## AIM
Look for the string "https" and copy every line that has it.

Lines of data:
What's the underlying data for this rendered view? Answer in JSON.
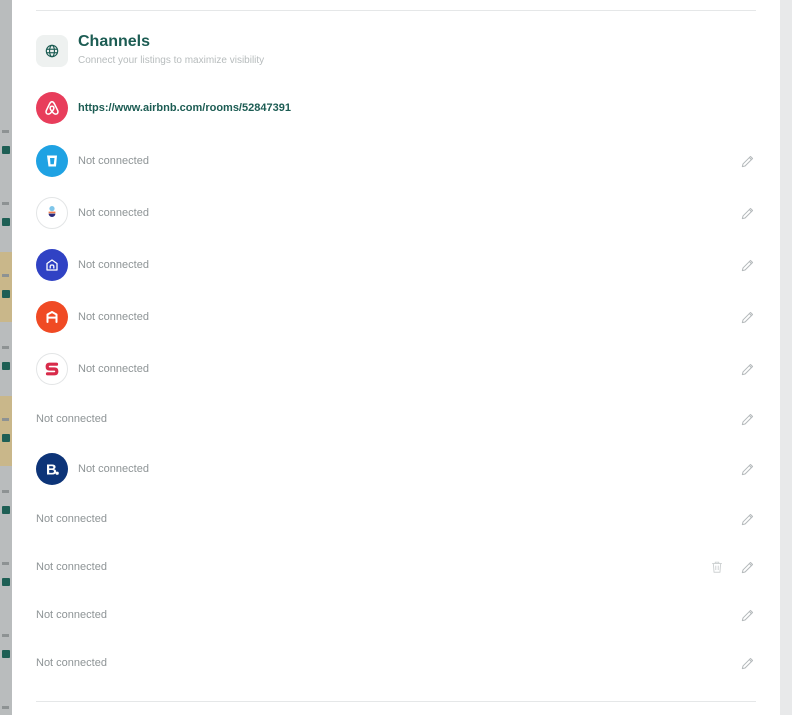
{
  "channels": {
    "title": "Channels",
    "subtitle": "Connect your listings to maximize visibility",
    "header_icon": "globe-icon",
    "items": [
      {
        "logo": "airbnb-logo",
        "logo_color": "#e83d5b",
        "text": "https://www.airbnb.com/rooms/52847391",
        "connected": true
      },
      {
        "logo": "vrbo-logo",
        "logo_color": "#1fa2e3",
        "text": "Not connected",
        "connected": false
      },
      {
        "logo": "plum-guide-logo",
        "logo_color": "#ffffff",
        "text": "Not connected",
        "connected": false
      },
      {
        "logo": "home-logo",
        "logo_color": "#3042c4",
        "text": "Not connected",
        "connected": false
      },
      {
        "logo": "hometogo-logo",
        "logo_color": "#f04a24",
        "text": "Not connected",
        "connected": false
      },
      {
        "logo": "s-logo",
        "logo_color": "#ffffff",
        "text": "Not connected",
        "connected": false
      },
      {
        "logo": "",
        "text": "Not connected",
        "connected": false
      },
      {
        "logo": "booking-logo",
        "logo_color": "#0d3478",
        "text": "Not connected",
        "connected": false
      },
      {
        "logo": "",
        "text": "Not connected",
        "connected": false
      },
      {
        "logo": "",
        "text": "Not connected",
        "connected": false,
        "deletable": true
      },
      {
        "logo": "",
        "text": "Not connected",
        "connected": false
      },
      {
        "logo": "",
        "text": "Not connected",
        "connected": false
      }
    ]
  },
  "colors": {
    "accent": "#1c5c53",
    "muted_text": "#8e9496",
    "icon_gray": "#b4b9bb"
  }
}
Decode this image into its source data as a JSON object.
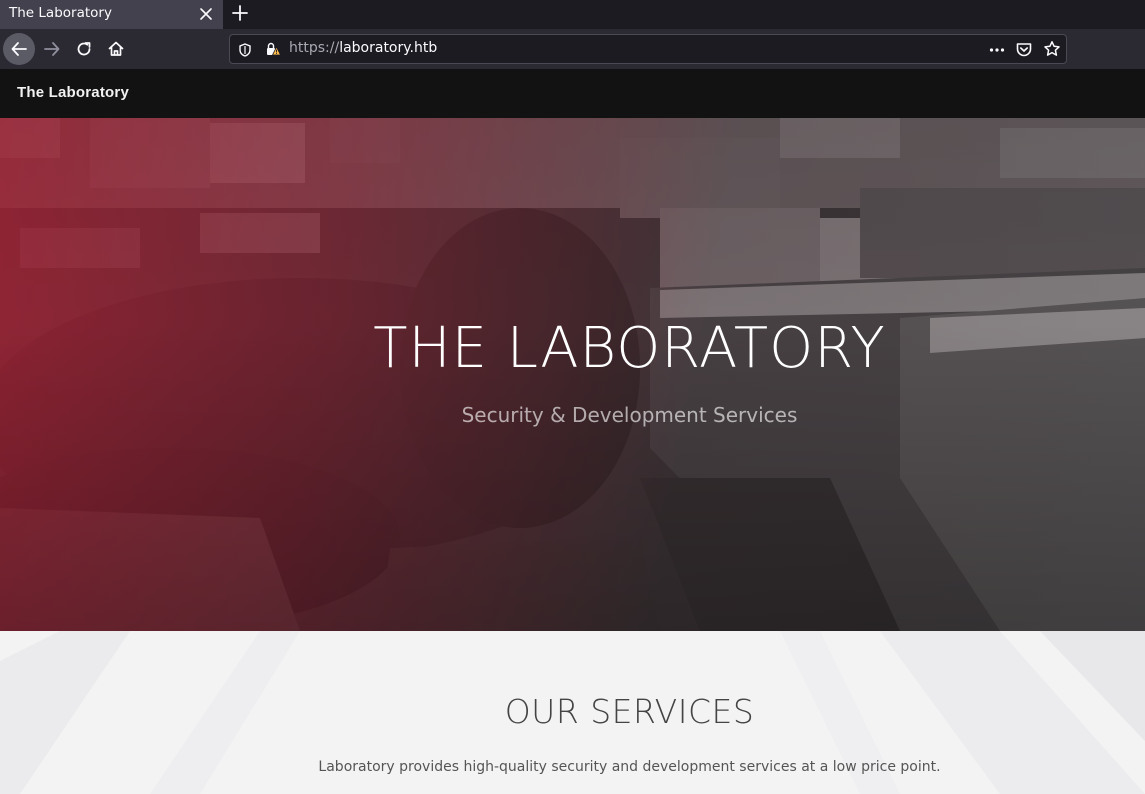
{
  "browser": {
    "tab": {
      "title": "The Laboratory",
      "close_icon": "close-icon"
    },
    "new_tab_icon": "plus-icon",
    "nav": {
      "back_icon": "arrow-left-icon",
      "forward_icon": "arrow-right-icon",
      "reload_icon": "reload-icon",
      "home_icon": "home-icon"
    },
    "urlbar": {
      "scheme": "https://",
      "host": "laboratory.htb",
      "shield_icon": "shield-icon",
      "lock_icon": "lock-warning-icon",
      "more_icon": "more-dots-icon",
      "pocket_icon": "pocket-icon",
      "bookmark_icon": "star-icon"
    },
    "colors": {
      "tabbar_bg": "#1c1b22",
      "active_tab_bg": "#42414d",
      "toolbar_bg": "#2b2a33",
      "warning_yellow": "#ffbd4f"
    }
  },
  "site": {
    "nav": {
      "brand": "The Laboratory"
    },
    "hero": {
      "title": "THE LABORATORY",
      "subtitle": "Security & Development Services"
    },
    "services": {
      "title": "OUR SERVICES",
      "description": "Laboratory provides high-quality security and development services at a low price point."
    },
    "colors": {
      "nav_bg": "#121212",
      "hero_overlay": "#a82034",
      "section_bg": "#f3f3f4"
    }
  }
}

## SOLUTION FOR THIS PROBLEM
        "text": "https://www.airbnb.com/rooms/52847391",
      "scheme": "https://",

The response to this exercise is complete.